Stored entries

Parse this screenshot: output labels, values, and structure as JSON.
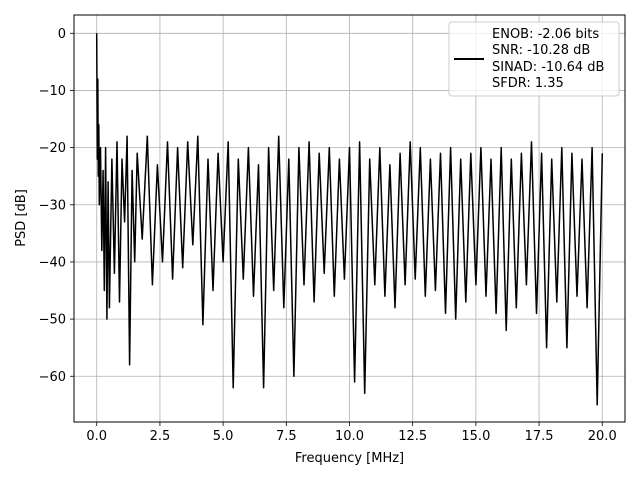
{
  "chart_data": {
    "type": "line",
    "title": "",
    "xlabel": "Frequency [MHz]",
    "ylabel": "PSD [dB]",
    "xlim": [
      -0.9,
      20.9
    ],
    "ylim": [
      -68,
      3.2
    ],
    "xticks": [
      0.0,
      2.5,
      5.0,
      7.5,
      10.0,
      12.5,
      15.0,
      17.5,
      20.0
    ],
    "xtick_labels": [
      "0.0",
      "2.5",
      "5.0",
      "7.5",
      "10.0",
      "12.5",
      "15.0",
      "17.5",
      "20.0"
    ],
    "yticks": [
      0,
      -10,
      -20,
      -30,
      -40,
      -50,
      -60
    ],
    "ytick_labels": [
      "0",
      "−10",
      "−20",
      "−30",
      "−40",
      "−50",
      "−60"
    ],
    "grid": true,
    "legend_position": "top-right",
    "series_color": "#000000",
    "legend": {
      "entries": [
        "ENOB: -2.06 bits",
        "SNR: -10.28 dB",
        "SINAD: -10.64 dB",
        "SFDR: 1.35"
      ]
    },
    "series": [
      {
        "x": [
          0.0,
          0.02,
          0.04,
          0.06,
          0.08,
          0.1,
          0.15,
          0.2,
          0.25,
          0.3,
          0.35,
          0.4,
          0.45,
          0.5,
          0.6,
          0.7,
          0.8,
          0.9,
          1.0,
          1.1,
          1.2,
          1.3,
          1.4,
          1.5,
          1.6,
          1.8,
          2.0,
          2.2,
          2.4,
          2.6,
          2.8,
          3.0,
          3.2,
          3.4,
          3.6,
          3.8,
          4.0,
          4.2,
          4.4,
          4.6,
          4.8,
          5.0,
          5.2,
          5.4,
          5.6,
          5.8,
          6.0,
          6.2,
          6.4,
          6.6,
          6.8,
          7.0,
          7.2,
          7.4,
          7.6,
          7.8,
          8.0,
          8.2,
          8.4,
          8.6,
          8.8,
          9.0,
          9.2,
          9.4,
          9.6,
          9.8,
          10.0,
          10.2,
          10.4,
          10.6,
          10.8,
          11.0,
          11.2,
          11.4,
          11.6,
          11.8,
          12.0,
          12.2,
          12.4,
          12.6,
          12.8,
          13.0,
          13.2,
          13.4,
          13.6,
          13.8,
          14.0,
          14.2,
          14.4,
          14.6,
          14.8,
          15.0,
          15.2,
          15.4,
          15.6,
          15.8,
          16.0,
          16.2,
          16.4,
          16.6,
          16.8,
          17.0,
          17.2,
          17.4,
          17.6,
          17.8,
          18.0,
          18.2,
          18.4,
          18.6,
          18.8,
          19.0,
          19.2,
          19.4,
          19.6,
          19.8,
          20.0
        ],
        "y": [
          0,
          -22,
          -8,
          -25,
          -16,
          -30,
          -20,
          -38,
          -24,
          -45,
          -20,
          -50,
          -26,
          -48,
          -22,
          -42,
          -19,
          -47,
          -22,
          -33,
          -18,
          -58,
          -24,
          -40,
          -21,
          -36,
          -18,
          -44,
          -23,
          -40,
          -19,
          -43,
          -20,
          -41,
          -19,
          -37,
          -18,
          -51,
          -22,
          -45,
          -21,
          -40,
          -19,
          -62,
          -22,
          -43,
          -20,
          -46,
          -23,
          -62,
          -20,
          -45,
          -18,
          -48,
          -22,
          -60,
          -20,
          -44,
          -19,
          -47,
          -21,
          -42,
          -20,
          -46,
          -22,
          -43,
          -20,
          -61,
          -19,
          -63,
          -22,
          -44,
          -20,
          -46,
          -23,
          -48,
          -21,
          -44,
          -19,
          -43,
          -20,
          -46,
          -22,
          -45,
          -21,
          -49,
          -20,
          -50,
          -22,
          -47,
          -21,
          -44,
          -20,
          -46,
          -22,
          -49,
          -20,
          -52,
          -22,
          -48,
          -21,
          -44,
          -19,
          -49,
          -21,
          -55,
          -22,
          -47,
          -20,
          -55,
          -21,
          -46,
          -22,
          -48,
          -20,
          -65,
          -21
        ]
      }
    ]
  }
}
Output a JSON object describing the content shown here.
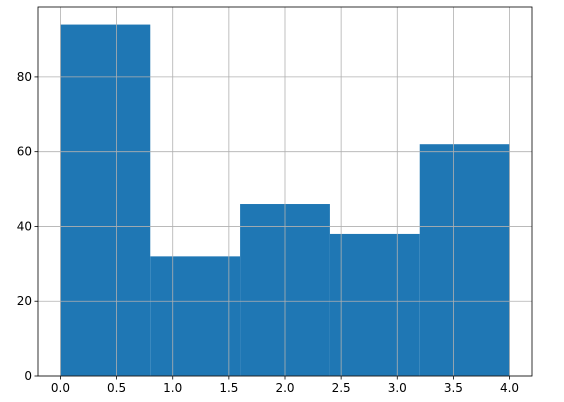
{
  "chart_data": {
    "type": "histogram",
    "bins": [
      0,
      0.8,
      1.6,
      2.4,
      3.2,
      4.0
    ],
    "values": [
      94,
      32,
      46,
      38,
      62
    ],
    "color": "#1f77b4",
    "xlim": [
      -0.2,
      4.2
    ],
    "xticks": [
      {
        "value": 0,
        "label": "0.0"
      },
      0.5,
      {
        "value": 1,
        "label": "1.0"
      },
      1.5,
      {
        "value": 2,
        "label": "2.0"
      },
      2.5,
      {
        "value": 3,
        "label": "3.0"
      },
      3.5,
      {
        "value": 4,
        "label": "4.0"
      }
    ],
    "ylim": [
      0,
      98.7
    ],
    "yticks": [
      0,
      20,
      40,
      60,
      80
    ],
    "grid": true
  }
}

--

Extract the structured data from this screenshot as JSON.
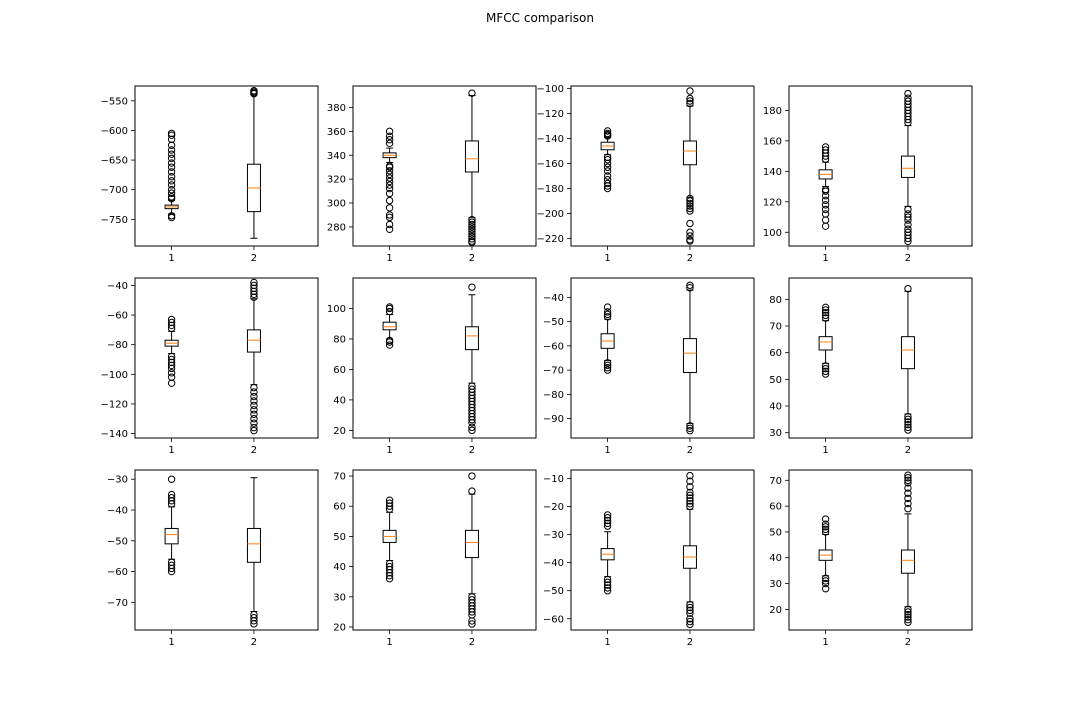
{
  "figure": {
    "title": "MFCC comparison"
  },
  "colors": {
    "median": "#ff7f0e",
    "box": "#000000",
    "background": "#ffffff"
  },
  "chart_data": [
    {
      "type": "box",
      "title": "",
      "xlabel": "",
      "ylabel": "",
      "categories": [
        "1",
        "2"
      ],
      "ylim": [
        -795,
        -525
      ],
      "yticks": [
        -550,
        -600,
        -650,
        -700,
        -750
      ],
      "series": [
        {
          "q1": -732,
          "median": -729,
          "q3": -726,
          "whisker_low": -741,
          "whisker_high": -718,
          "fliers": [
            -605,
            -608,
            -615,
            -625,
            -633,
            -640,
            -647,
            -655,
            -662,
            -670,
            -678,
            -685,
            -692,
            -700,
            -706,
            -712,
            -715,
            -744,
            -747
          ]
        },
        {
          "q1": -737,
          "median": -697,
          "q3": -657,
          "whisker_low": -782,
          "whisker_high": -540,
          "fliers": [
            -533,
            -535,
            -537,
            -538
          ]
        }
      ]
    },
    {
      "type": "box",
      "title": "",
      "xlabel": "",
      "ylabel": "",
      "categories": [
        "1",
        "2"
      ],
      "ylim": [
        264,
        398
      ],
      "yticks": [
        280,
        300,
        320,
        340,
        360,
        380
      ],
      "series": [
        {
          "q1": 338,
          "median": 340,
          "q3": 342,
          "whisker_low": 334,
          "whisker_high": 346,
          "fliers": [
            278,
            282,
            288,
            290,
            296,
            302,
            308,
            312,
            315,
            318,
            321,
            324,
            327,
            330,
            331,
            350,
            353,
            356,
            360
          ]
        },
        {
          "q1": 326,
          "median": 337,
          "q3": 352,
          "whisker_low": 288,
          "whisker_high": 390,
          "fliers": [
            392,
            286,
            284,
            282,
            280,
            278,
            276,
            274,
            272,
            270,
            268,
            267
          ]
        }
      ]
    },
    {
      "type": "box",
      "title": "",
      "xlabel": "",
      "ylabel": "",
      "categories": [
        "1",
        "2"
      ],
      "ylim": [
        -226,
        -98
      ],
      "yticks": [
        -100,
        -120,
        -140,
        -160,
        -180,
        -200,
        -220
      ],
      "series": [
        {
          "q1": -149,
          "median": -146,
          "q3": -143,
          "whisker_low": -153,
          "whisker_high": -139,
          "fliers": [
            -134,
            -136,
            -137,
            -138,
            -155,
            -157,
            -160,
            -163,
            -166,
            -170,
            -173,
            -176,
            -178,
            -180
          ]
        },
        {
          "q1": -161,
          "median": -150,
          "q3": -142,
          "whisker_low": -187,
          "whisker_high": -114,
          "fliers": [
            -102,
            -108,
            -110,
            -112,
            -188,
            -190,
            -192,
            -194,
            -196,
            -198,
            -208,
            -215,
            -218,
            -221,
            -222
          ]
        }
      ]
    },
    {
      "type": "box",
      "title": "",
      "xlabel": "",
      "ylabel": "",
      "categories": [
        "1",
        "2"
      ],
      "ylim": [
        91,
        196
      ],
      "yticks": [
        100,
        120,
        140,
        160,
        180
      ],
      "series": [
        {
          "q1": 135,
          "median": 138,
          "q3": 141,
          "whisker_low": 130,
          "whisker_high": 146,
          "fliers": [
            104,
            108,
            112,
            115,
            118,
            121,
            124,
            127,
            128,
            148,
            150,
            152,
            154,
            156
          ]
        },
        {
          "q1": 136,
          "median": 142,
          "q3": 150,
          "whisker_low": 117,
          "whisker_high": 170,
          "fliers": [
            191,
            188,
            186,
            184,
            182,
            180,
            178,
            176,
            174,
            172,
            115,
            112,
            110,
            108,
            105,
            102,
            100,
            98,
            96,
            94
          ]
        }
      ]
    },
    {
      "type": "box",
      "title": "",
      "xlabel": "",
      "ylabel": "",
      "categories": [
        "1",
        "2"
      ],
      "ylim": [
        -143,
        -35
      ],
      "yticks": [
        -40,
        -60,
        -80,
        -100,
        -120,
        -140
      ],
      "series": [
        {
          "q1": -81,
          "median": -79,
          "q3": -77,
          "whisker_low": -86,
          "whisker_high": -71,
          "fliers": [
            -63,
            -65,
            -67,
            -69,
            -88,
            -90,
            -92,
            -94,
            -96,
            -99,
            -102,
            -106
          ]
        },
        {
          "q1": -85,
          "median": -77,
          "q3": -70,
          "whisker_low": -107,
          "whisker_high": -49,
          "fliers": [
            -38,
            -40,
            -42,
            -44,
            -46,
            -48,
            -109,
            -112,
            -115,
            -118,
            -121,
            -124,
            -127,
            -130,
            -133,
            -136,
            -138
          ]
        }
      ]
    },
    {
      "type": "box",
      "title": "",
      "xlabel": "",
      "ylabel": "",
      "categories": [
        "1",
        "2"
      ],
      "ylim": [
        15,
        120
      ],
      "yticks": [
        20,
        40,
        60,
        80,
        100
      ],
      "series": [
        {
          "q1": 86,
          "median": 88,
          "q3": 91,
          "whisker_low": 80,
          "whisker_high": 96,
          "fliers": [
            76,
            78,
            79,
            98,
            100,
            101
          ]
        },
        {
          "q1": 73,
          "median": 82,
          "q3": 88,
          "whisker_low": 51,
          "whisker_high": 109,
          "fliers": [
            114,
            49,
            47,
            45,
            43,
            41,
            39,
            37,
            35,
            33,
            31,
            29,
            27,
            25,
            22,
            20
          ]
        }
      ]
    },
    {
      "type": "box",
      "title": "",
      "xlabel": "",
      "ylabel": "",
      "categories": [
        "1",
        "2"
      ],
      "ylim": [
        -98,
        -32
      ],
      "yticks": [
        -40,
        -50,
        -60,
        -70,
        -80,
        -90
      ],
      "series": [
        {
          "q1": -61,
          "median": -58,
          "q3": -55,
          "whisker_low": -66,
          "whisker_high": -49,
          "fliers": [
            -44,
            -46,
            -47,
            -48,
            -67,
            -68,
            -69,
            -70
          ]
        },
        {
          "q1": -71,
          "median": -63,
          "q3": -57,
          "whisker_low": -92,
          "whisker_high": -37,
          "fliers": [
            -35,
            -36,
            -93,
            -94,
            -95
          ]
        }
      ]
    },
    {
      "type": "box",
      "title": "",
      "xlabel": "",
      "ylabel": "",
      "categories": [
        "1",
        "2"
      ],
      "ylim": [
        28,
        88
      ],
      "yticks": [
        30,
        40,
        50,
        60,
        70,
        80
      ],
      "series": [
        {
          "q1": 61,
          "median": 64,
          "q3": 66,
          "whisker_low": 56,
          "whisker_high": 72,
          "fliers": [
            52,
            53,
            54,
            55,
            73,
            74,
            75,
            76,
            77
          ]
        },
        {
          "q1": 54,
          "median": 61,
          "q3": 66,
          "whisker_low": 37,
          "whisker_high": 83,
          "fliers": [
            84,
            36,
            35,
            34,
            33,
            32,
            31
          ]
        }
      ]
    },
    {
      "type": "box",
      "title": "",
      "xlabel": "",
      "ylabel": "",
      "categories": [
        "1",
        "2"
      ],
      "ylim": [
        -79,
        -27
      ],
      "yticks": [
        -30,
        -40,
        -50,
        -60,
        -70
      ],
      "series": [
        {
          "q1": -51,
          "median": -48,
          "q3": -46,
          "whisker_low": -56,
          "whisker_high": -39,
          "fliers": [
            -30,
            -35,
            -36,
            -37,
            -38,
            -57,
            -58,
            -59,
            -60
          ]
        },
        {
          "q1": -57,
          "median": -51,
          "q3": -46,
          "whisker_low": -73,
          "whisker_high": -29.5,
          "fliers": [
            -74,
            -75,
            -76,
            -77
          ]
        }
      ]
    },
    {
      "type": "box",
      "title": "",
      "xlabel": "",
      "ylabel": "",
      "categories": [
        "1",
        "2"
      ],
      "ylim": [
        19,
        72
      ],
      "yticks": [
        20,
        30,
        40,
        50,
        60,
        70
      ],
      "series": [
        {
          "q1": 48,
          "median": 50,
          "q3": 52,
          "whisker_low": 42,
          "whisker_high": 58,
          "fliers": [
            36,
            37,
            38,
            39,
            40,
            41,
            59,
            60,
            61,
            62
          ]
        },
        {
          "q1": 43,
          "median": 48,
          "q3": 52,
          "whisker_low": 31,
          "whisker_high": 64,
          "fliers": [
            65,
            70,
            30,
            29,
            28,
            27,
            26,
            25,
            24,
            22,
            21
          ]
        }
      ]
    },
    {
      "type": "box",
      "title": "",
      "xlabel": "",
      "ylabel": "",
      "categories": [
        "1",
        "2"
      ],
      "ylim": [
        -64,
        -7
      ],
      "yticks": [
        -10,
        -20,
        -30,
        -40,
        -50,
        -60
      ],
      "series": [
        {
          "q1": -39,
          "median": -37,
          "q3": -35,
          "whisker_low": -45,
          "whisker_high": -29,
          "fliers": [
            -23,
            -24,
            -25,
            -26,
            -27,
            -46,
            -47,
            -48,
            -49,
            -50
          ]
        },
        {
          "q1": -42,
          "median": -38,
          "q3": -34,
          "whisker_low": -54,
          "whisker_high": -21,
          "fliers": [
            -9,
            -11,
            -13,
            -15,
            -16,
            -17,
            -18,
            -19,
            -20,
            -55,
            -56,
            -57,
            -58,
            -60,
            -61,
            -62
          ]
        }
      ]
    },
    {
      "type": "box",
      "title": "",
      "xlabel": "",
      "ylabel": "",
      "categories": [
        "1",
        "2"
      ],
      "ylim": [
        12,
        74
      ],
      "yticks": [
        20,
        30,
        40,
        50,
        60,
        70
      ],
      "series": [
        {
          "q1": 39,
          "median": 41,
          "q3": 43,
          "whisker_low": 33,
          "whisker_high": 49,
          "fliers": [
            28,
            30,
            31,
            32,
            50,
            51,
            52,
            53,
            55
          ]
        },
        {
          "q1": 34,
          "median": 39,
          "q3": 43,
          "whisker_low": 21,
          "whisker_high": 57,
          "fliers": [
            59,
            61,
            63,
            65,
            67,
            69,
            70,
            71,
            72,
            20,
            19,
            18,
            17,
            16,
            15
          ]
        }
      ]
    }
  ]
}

> [TASK GOAL] Tally up the lines in the records containing the word "JSON", then give the count and nothing else.

> [CORRECT RESULT] 3